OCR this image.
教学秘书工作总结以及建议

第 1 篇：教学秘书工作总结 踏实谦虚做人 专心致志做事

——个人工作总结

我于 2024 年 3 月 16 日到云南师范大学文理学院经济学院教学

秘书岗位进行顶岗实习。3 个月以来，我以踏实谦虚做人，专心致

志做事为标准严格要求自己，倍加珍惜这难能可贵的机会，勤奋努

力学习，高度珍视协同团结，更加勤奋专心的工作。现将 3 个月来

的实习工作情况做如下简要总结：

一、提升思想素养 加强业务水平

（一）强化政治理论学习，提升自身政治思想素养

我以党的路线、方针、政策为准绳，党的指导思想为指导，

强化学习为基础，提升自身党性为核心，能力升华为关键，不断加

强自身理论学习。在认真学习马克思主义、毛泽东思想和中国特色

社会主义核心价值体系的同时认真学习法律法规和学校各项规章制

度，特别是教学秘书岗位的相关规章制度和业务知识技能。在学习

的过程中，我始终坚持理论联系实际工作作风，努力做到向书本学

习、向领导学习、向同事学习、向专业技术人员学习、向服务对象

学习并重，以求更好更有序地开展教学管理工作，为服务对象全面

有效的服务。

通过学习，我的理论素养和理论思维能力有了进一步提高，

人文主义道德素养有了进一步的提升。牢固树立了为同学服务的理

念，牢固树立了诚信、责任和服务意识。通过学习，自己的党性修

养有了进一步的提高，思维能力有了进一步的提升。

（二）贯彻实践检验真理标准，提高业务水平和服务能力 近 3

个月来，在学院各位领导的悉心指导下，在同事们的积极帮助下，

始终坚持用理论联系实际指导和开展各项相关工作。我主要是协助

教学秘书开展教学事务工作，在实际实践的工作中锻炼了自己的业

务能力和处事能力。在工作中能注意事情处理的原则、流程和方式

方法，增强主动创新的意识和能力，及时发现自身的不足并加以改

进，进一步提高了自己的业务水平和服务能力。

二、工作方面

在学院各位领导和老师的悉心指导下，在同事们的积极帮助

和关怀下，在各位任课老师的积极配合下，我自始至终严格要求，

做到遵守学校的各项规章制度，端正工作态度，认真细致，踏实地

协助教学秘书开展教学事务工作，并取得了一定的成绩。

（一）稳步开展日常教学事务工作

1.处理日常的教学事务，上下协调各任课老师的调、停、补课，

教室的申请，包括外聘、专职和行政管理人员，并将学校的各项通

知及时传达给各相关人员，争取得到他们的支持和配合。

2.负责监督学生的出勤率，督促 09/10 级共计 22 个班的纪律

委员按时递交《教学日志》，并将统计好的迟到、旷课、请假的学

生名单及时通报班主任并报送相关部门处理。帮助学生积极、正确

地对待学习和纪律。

______

JOB: All of the entries must be written out exactly as they stand.

SOLUTION TO THE EXERCISE:
OCR this image.
教学秘书工作总结以及建议

第 1 篇：教学秘书工作总结 踏实谦虚做人 专心致志做事

——个人工作总结

我于 2024 年 3 月 16 日到云南师范大学文理学院经济学院教学

秘书岗位进行顶岗实习。3 个月以来，我以踏实谦虚做人，专心致

志做事为标准严格要求自己，倍加珍惜这难能可贵的机会，勤奋努

力学习，高度珍视协同团结，更加勤奋专心的工作。现将 3 个月来

的实习工作情况做如下简要总结：

一、提升思想素养 加强业务水平

（一）强化政治理论学习，提升自身政治思想素养

我以党的路线、方针、政策为准绳，党的指导思想为指导，

强化学习为基础，提升自身党性为核心，能力升华为关键，不断加

强自身理论学习。在认真学习马克思主义、毛泽东思想和中国特色

社会主义核心价值体系的同时认真学习法律法规和学校各项规章制

度，特别是教学秘书岗位的相关规章制度和业务知识技能。在学习

的过程中，我始终坚持理论联系实际工作作风，努力做到向书本学

习、向领导学习、向同事学习、向专业技术人员学习、向服务对象

学习并重，以求更好更有序地开展教学管理工作，为服务对象全面

有效的服务。

通过学习，我的理论素养和理论思维能力有了进一步提高，

人文主义道德素养有了进一步的提升。牢固树立了为同学服务的理

念，牢固树立了诚信、责任和服务意识。通过学习，自己的党性修

养有了进一步的提高，思维能力有了进一步的提升。

（二）贯彻实践检验真理标准，提高业务水平和服务能力 近 3

个月来，在学院各位领导的悉心指导下，在同事们的积极帮助下，

始终坚持用理论联系实际指导和开展各项相关工作。我主要是协助

教学秘书开展教学事务工作，在实际实践的工作中锻炼了自己的业

务能力和处事能力。在工作中能注意事情处理的原则、流程和方式

方法，增强主动创新的意识和能力，及时发现自身的不足并加以改

进，进一步提高了自己的业务水平和服务能力。

二、工作方面

在学院各位领导和老师的悉心指导下，在同事们的积极帮助

和关怀下，在各位任课老师的积极配合下，我自始至终严格要求，

做到遵守学校的各项规章制度，端正工作态度，认真细致，踏实地

协助教学秘书开展教学事务工作，并取得了一定的成绩。

（一）稳步开展日常教学事务工作

1.处理日常的教学事务，上下协调各任课老师的调、停、补课，

教室的申请，包括外聘、专职和行政管理人员，并将学校的各项通

知及时传达给各相关人员，争取得到他们的支持和配合。

2.负责监督学生的出勤率，督促 09/10 级共计 22 个班的纪律

委员按时递交《教学日志》，并将统计好的迟到、旷课、请假的学

生名单及时通报班主任并报送相关部门处理。帮助学生积极、正确

地对待学习和纪律。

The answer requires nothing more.